Records shown:
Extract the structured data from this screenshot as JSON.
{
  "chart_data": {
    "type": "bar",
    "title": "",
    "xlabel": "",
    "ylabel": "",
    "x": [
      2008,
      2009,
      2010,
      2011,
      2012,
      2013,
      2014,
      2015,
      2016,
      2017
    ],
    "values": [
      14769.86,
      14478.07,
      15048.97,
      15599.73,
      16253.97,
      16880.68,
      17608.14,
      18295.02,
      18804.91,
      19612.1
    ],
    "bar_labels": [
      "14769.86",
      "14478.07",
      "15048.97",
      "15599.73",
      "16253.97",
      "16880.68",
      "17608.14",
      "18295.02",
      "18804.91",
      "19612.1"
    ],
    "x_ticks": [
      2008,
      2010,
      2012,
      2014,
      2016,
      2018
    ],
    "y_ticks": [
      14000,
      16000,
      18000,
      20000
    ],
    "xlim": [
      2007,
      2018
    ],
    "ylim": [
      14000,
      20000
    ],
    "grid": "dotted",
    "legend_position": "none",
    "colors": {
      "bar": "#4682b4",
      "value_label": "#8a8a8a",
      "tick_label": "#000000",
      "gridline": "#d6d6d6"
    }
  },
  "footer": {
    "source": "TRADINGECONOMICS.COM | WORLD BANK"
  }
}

--

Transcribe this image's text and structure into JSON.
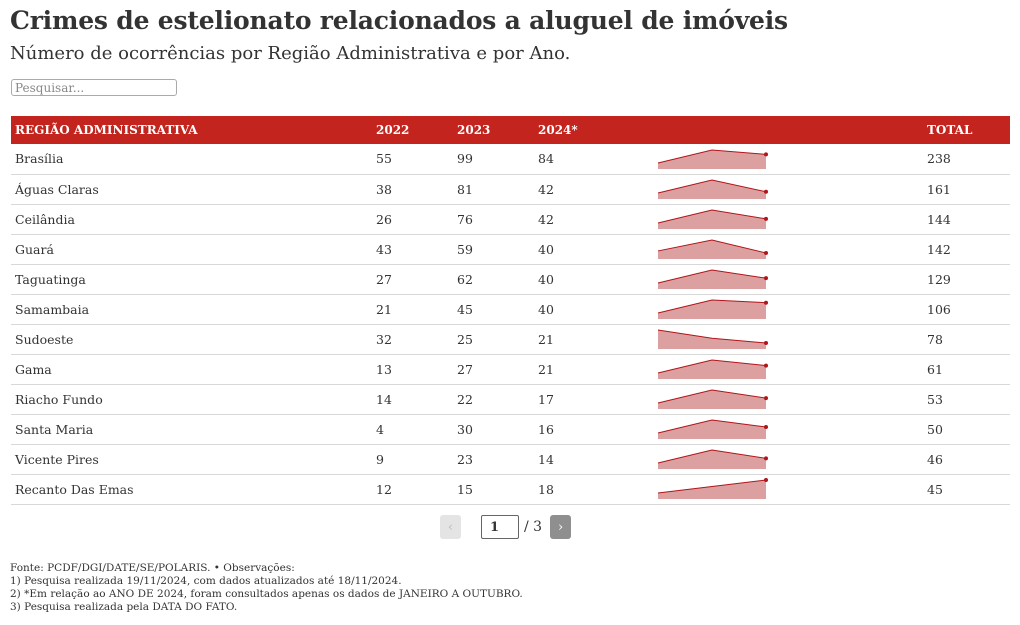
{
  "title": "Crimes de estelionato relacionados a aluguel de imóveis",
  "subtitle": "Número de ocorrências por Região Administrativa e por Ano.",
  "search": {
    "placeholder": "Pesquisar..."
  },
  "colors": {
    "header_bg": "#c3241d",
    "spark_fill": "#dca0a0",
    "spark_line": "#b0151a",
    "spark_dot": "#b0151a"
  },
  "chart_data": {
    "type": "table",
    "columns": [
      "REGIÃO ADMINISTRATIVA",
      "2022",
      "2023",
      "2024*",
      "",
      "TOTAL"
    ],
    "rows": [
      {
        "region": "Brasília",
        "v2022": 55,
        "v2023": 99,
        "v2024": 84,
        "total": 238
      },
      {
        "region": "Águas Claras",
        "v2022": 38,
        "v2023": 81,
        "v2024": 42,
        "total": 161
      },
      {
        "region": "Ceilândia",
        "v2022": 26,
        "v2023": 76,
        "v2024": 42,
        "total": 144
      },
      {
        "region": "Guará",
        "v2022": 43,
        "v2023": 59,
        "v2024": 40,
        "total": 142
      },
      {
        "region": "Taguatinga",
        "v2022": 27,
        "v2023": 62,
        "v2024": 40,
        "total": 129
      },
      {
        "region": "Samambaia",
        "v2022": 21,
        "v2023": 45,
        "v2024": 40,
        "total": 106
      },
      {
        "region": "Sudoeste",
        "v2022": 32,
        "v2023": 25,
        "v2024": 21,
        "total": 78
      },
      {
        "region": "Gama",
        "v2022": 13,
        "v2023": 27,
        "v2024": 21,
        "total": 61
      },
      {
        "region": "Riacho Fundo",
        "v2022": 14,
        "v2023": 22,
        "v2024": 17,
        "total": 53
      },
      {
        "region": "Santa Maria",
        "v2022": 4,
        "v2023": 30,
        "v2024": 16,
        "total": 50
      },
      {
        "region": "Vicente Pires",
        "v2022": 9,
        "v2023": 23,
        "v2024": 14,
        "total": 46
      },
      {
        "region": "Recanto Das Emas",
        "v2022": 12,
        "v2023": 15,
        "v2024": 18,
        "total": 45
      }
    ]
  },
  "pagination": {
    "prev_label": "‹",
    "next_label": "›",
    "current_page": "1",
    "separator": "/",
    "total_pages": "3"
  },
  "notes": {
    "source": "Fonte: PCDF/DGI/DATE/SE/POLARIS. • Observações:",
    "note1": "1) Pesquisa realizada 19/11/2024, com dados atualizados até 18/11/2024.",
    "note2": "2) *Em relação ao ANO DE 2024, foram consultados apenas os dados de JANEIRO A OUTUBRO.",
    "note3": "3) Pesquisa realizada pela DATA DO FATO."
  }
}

Objective: Write only the number of lines in the records that include the word "JSON".

Exercise solution: 2